— START OF Exercise material —

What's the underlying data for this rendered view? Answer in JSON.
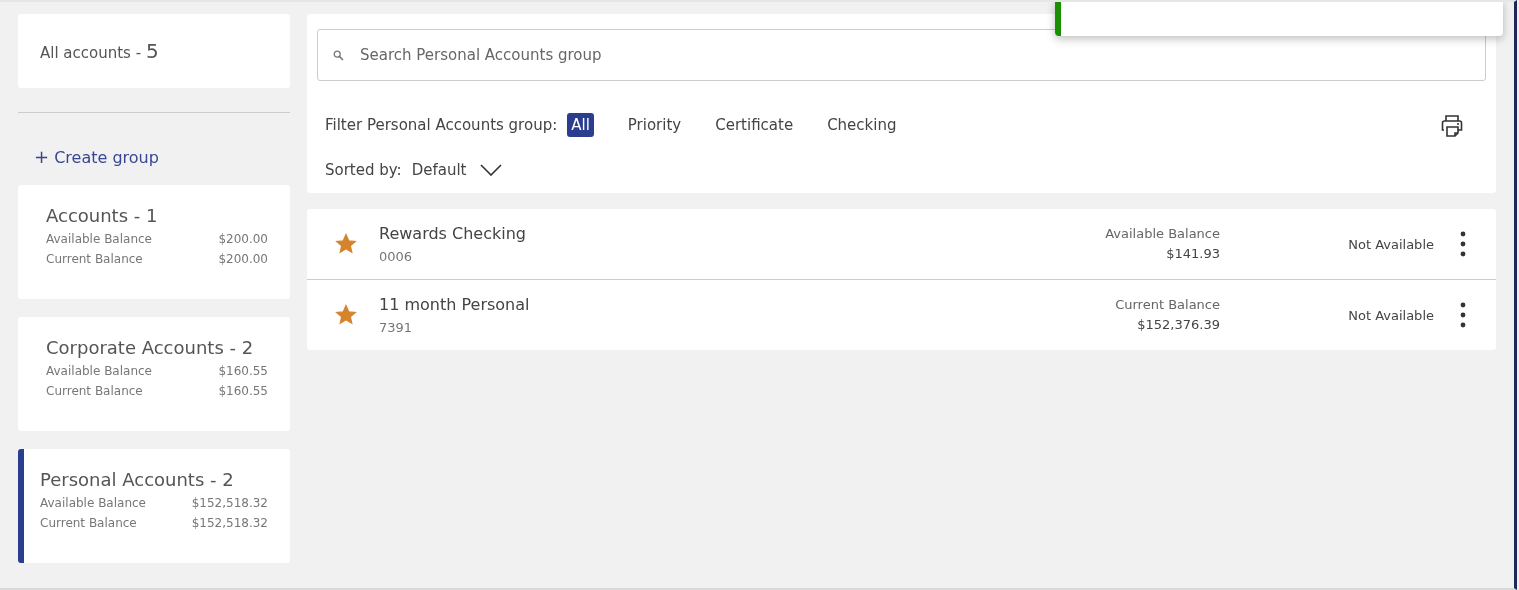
{
  "all_accounts": {
    "label": "All accounts - ",
    "count": "5"
  },
  "create_group": {
    "icon": "+",
    "label": "Create group"
  },
  "groups": [
    {
      "title": "Accounts - 1",
      "selected": false,
      "lines": [
        {
          "label": "Available Balance",
          "amount": "$200.00"
        },
        {
          "label": "Current Balance",
          "amount": "$200.00"
        }
      ]
    },
    {
      "title": "Corporate Accounts - 2",
      "selected": false,
      "lines": [
        {
          "label": "Available Balance",
          "amount": "$160.55"
        },
        {
          "label": "Current Balance",
          "amount": "$160.55"
        }
      ]
    },
    {
      "title": "Personal Accounts - 2",
      "selected": true,
      "lines": [
        {
          "label": "Available Balance",
          "amount": "$152,518.32"
        },
        {
          "label": "Current Balance",
          "amount": "$152,518.32"
        }
      ]
    }
  ],
  "search": {
    "placeholder": "Search Personal Accounts group"
  },
  "filter": {
    "label": "Filter Personal Accounts group:",
    "options": [
      {
        "label": "All",
        "selected": true
      },
      {
        "label": "Priority",
        "selected": false
      },
      {
        "label": "Certificate",
        "selected": false
      },
      {
        "label": "Checking",
        "selected": false
      }
    ]
  },
  "sort": {
    "label": "Sorted by:",
    "value": "Default"
  },
  "accounts": [
    {
      "name": "Rewards Checking",
      "number": "0006",
      "favorite": true,
      "balance_label": "Available Balance",
      "balance": "$141.93",
      "status": "Not Available"
    },
    {
      "name": "11 month Personal",
      "number": "7391",
      "favorite": true,
      "balance_label": "Current Balance",
      "balance": "$152,376.39",
      "status": "Not Available"
    }
  ]
}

— END OF Exercise material —

● Short exercise:
Copy the records exactly as they appear, excluding images.

● Output below:
What's the underlying data for this rendered view? Answer in JSON.
{
  "all_accounts": {
    "label": "All accounts - ",
    "count": "5"
  },
  "create_group": {
    "icon": "+",
    "label": "Create group"
  },
  "groups": [
    {
      "title": "Accounts - 1",
      "selected": false,
      "lines": [
        {
          "label": "Available Balance",
          "amount": "$200.00"
        },
        {
          "label": "Current Balance",
          "amount": "$200.00"
        }
      ]
    },
    {
      "title": "Corporate Accounts - 2",
      "selected": false,
      "lines": [
        {
          "label": "Available Balance",
          "amount": "$160.55"
        },
        {
          "label": "Current Balance",
          "amount": "$160.55"
        }
      ]
    },
    {
      "title": "Personal Accounts - 2",
      "selected": true,
      "lines": [
        {
          "label": "Available Balance",
          "amount": "$152,518.32"
        },
        {
          "label": "Current Balance",
          "amount": "$152,518.32"
        }
      ]
    }
  ],
  "search": {
    "placeholder": "Search Personal Accounts group"
  },
  "filter": {
    "label": "Filter Personal Accounts group:",
    "options": [
      {
        "label": "All",
        "selected": true
      },
      {
        "label": "Priority",
        "selected": false
      },
      {
        "label": "Certificate",
        "selected": false
      },
      {
        "label": "Checking",
        "selected": false
      }
    ]
  },
  "sort": {
    "label": "Sorted by:",
    "value": "Default"
  },
  "accounts": [
    {
      "name": "Rewards Checking",
      "number": "0006",
      "favorite": true,
      "balance_label": "Available Balance",
      "balance": "$141.93",
      "status": "Not Available"
    },
    {
      "name": "11 month Personal",
      "number": "7391",
      "favorite": true,
      "balance_label": "Current Balance",
      "balance": "$152,376.39",
      "status": "Not Available"
    }
  ]
}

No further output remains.